# DATA EXTRACT start

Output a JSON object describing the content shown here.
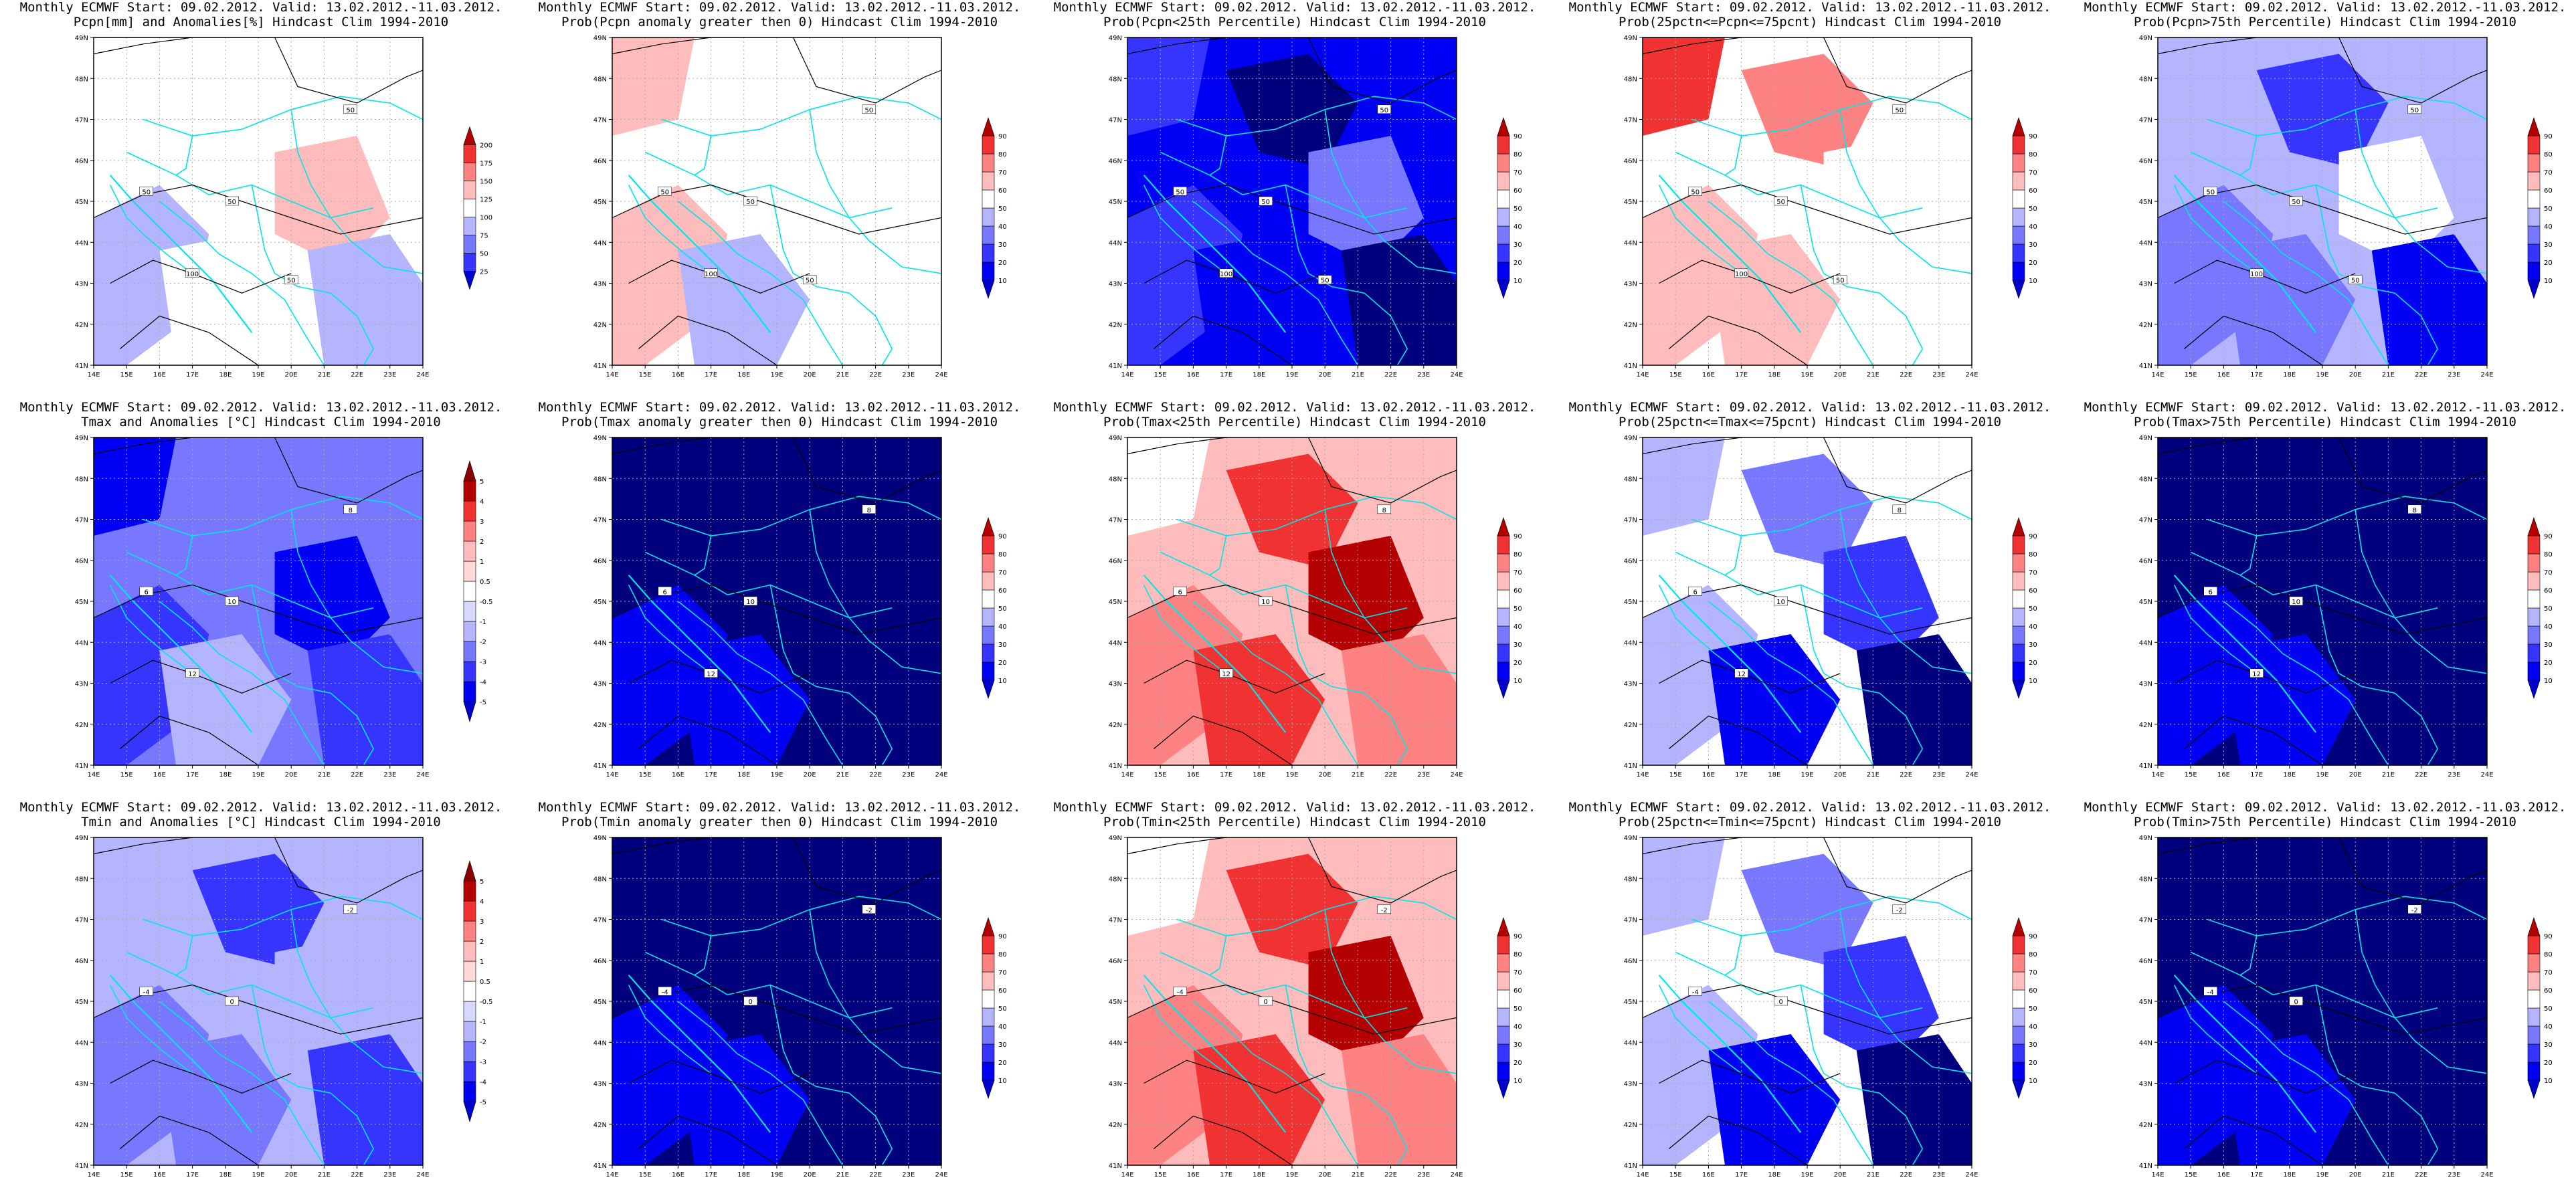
{
  "figure": {
    "colors": {
      "dark_blue": "#00007e",
      "blue": "#0000f5",
      "mid_blue": "#3535ff",
      "light_blue": "#7777ff",
      "pale_blue": "#b4b4ff",
      "white": "#ffffff",
      "pale_red": "#ffbcbc",
      "light_red": "#ff8282",
      "red": "#f03232",
      "dark_red": "#b40000",
      "border_line": "#00e5e5",
      "contour_line": "#000000"
    },
    "map_ticks": {
      "lon": [
        "14E",
        "15E",
        "16E",
        "17E",
        "18E",
        "19E",
        "20E",
        "21E",
        "22E",
        "23E",
        "24E"
      ],
      "lat": [
        "41N",
        "42N",
        "43N",
        "44N",
        "45N",
        "46N",
        "47N",
        "48N",
        "49N"
      ]
    },
    "colorbars": {
      "pcpn_anom": [
        "25",
        "50",
        "75",
        "100",
        "125",
        "150",
        "175",
        "200"
      ],
      "prob": [
        "10",
        "20",
        "30",
        "40",
        "50",
        "60",
        "70",
        "80",
        "90"
      ],
      "temp_anom": [
        "-5",
        "-4",
        "-3",
        "-2",
        "-1",
        "-0.5",
        "0.5",
        "1",
        "2",
        "3",
        "4",
        "5"
      ]
    },
    "panels": [
      {
        "title_line1": "Monthly ECMWF Start: 09.02.2012. Valid: 13.02.2012.-11.03.2012.",
        "title_line2": "Pcpn[mm] and Anomalies[%] Hindcast Clim 1994-2010",
        "colorbar": "pcpn_anom",
        "scheme": "pcpn_anom",
        "contour_labels": [
          "50",
          "50",
          "50",
          "100",
          "50"
        ]
      },
      {
        "title_line1": "Monthly ECMWF Start: 09.02.2012. Valid: 13.02.2012.-11.03.2012.",
        "title_line2": "Prob(Pcpn anomaly greater then 0) Hindcast Clim 1994-2010",
        "colorbar": "prob",
        "scheme": "prob_pos",
        "contour_labels": [
          "50",
          "50",
          "50",
          "100",
          "50"
        ]
      },
      {
        "title_line1": "Monthly ECMWF Start: 09.02.2012. Valid: 13.02.2012.-11.03.2012.",
        "title_line2": "Prob(Pcpn<25th Percentile) Hindcast Clim 1994-2010",
        "colorbar": "prob",
        "scheme": "prob_low",
        "contour_labels": [
          "50",
          "50",
          "50",
          "100",
          "50"
        ]
      },
      {
        "title_line1": "Monthly ECMWF Start: 09.02.2012. Valid: 13.02.2012.-11.03.2012.",
        "title_line2": "Prob(25pctn<=Pcpn<=75pcnt) Hindcast Clim 1994-2010",
        "colorbar": "prob",
        "scheme": "prob_mid",
        "contour_labels": [
          "50",
          "50",
          "50",
          "100",
          "50"
        ]
      },
      {
        "title_line1": "Monthly ECMWF Start: 09.02.2012. Valid: 13.02.2012.-11.03.2012.",
        "title_line2": "Prob(Pcpn>75th Percentile) Hindcast Clim 1994-2010",
        "colorbar": "prob",
        "scheme": "prob_high",
        "contour_labels": [
          "50",
          "50",
          "50",
          "100",
          "50"
        ]
      },
      {
        "title_line1": "Monthly ECMWF Start: 09.02.2012. Valid: 13.02.2012.-11.03.2012.",
        "title_line2": "Tmax and Anomalies [°C] Hindcast Clim 1994-2010",
        "colorbar": "temp_anom",
        "scheme": "tmax_anom",
        "contour_labels": [
          "6",
          "8",
          "10",
          "12"
        ]
      },
      {
        "title_line1": "Monthly ECMWF Start: 09.02.2012. Valid: 13.02.2012.-11.03.2012.",
        "title_line2": "Prob(Tmax anomaly greater then 0) Hindcast Clim 1994-2010",
        "colorbar": "prob",
        "scheme": "prob_cold",
        "contour_labels": [
          "6",
          "8",
          "10",
          "12"
        ]
      },
      {
        "title_line1": "Monthly ECMWF Start: 09.02.2012. Valid: 13.02.2012.-11.03.2012.",
        "title_line2": "Prob(Tmax<25th Percentile) Hindcast Clim 1994-2010",
        "colorbar": "prob",
        "scheme": "prob_red",
        "contour_labels": [
          "6",
          "8",
          "10",
          "12"
        ]
      },
      {
        "title_line1": "Monthly ECMWF Start: 09.02.2012. Valid: 13.02.2012.-11.03.2012.",
        "title_line2": "Prob(25pctn<=Tmax<=75pcnt) Hindcast Clim 1994-2010",
        "colorbar": "prob",
        "scheme": "prob_midT",
        "contour_labels": [
          "6",
          "8",
          "10",
          "12"
        ]
      },
      {
        "title_line1": "Monthly ECMWF Start: 09.02.2012. Valid: 13.02.2012.-11.03.2012.",
        "title_line2": "Prob(Tmax>75th Percentile) Hindcast Clim 1994-2010",
        "colorbar": "prob",
        "scheme": "prob_cold",
        "contour_labels": [
          "6",
          "8",
          "10",
          "12"
        ]
      },
      {
        "title_line1": "Monthly ECMWF Start: 09.02.2012. Valid: 13.02.2012.-11.03.2012.",
        "title_line2": "Tmin and Anomalies [°C] Hindcast Clim 1994-2010",
        "colorbar": "temp_anom",
        "scheme": "tmin_anom",
        "contour_labels": [
          "-4",
          "-2",
          "0"
        ]
      },
      {
        "title_line1": "Monthly ECMWF Start: 09.02.2012. Valid: 13.02.2012.-11.03.2012.",
        "title_line2": "Prob(Tmin anomaly greater then 0) Hindcast Clim 1994-2010",
        "colorbar": "prob",
        "scheme": "prob_cold",
        "contour_labels": [
          "-4",
          "-2",
          "0"
        ]
      },
      {
        "title_line1": "Monthly ECMWF Start: 09.02.2012. Valid: 13.02.2012.-11.03.2012.",
        "title_line2": "Prob(Tmin<25th Percentile) Hindcast Clim 1994-2010",
        "colorbar": "prob",
        "scheme": "prob_red",
        "contour_labels": [
          "-4",
          "-2",
          "0"
        ]
      },
      {
        "title_line1": "Monthly ECMWF Start: 09.02.2012. Valid: 13.02.2012.-11.03.2012.",
        "title_line2": "Prob(25pctn<=Tmin<=75pcnt) Hindcast Clim 1994-2010",
        "colorbar": "prob",
        "scheme": "prob_midT",
        "contour_labels": [
          "-4",
          "-2",
          "0"
        ]
      },
      {
        "title_line1": "Monthly ECMWF Start: 09.02.2012. Valid: 13.02.2012.-11.03.2012.",
        "title_line2": "Prob(Tmin>75th Percentile) Hindcast Clim 1994-2010",
        "colorbar": "prob",
        "scheme": "prob_cold",
        "contour_labels": [
          "-4",
          "-2",
          "0"
        ]
      }
    ]
  }
}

# DATA EXTRACT end

OBJECTIVE:
Make an exact copy of the whole listing, but don't bring over any pictures.

CORRECT ANSWER:
Output a JSON object describing the content shown here.
{
  "figure": {
    "colors": {
      "dark_blue": "#00007e",
      "blue": "#0000f5",
      "mid_blue": "#3535ff",
      "light_blue": "#7777ff",
      "pale_blue": "#b4b4ff",
      "white": "#ffffff",
      "pale_red": "#ffbcbc",
      "light_red": "#ff8282",
      "red": "#f03232",
      "dark_red": "#b40000",
      "border_line": "#00e5e5",
      "contour_line": "#000000"
    },
    "map_ticks": {
      "lon": [
        "14E",
        "15E",
        "16E",
        "17E",
        "18E",
        "19E",
        "20E",
        "21E",
        "22E",
        "23E",
        "24E"
      ],
      "lat": [
        "41N",
        "42N",
        "43N",
        "44N",
        "45N",
        "46N",
        "47N",
        "48N",
        "49N"
      ]
    },
    "colorbars": {
      "pcpn_anom": [
        "25",
        "50",
        "75",
        "100",
        "125",
        "150",
        "175",
        "200"
      ],
      "prob": [
        "10",
        "20",
        "30",
        "40",
        "50",
        "60",
        "70",
        "80",
        "90"
      ],
      "temp_anom": [
        "-5",
        "-4",
        "-3",
        "-2",
        "-1",
        "-0.5",
        "0.5",
        "1",
        "2",
        "3",
        "4",
        "5"
      ]
    },
    "panels": [
      {
        "title_line1": "Monthly ECMWF Start: 09.02.2012. Valid: 13.02.2012.-11.03.2012.",
        "title_line2": "Pcpn[mm] and Anomalies[%] Hindcast Clim 1994-2010",
        "colorbar": "pcpn_anom",
        "scheme": "pcpn_anom",
        "contour_labels": [
          "50",
          "50",
          "50",
          "100",
          "50"
        ]
      },
      {
        "title_line1": "Monthly ECMWF Start: 09.02.2012. Valid: 13.02.2012.-11.03.2012.",
        "title_line2": "Prob(Pcpn anomaly greater then 0) Hindcast Clim 1994-2010",
        "colorbar": "prob",
        "scheme": "prob_pos",
        "contour_labels": [
          "50",
          "50",
          "50",
          "100",
          "50"
        ]
      },
      {
        "title_line1": "Monthly ECMWF Start: 09.02.2012. Valid: 13.02.2012.-11.03.2012.",
        "title_line2": "Prob(Pcpn<25th Percentile) Hindcast Clim 1994-2010",
        "colorbar": "prob",
        "scheme": "prob_low",
        "contour_labels": [
          "50",
          "50",
          "50",
          "100",
          "50"
        ]
      },
      {
        "title_line1": "Monthly ECMWF Start: 09.02.2012. Valid: 13.02.2012.-11.03.2012.",
        "title_line2": "Prob(25pctn<=Pcpn<=75pcnt) Hindcast Clim 1994-2010",
        "colorbar": "prob",
        "scheme": "prob_mid",
        "contour_labels": [
          "50",
          "50",
          "50",
          "100",
          "50"
        ]
      },
      {
        "title_line1": "Monthly ECMWF Start: 09.02.2012. Valid: 13.02.2012.-11.03.2012.",
        "title_line2": "Prob(Pcpn>75th Percentile) Hindcast Clim 1994-2010",
        "colorbar": "prob",
        "scheme": "prob_high",
        "contour_labels": [
          "50",
          "50",
          "50",
          "100",
          "50"
        ]
      },
      {
        "title_line1": "Monthly ECMWF Start: 09.02.2012. Valid: 13.02.2012.-11.03.2012.",
        "title_line2": "Tmax and Anomalies [°C] Hindcast Clim 1994-2010",
        "colorbar": "temp_anom",
        "scheme": "tmax_anom",
        "contour_labels": [
          "6",
          "8",
          "10",
          "12"
        ]
      },
      {
        "title_line1": "Monthly ECMWF Start: 09.02.2012. Valid: 13.02.2012.-11.03.2012.",
        "title_line2": "Prob(Tmax anomaly greater then 0) Hindcast Clim 1994-2010",
        "colorbar": "prob",
        "scheme": "prob_cold",
        "contour_labels": [
          "6",
          "8",
          "10",
          "12"
        ]
      },
      {
        "title_line1": "Monthly ECMWF Start: 09.02.2012. Valid: 13.02.2012.-11.03.2012.",
        "title_line2": "Prob(Tmax<25th Percentile) Hindcast Clim 1994-2010",
        "colorbar": "prob",
        "scheme": "prob_red",
        "contour_labels": [
          "6",
          "8",
          "10",
          "12"
        ]
      },
      {
        "title_line1": "Monthly ECMWF Start: 09.02.2012. Valid: 13.02.2012.-11.03.2012.",
        "title_line2": "Prob(25pctn<=Tmax<=75pcnt) Hindcast Clim 1994-2010",
        "colorbar": "prob",
        "scheme": "prob_midT",
        "contour_labels": [
          "6",
          "8",
          "10",
          "12"
        ]
      },
      {
        "title_line1": "Monthly ECMWF Start: 09.02.2012. Valid: 13.02.2012.-11.03.2012.",
        "title_line2": "Prob(Tmax>75th Percentile) Hindcast Clim 1994-2010",
        "colorbar": "prob",
        "scheme": "prob_cold",
        "contour_labels": [
          "6",
          "8",
          "10",
          "12"
        ]
      },
      {
        "title_line1": "Monthly ECMWF Start: 09.02.2012. Valid: 13.02.2012.-11.03.2012.",
        "title_line2": "Tmin and Anomalies [°C] Hindcast Clim 1994-2010",
        "colorbar": "temp_anom",
        "scheme": "tmin_anom",
        "contour_labels": [
          "-4",
          "-2",
          "0"
        ]
      },
      {
        "title_line1": "Monthly ECMWF Start: 09.02.2012. Valid: 13.02.2012.-11.03.2012.",
        "title_line2": "Prob(Tmin anomaly greater then 0) Hindcast Clim 1994-2010",
        "colorbar": "prob",
        "scheme": "prob_cold",
        "contour_labels": [
          "-4",
          "-2",
          "0"
        ]
      },
      {
        "title_line1": "Monthly ECMWF Start: 09.02.2012. Valid: 13.02.2012.-11.03.2012.",
        "title_line2": "Prob(Tmin<25th Percentile) Hindcast Clim 1994-2010",
        "colorbar": "prob",
        "scheme": "prob_red",
        "contour_labels": [
          "-4",
          "-2",
          "0"
        ]
      },
      {
        "title_line1": "Monthly ECMWF Start: 09.02.2012. Valid: 13.02.2012.-11.03.2012.",
        "title_line2": "Prob(25pctn<=Tmin<=75pcnt) Hindcast Clim 1994-2010",
        "colorbar": "prob",
        "scheme": "prob_midT",
        "contour_labels": [
          "-4",
          "-2",
          "0"
        ]
      },
      {
        "title_line1": "Monthly ECMWF Start: 09.02.2012. Valid: 13.02.2012.-11.03.2012.",
        "title_line2": "Prob(Tmin>75th Percentile) Hindcast Clim 1994-2010",
        "colorbar": "prob",
        "scheme": "prob_cold",
        "contour_labels": [
          "-4",
          "-2",
          "0"
        ]
      }
    ]
  }
}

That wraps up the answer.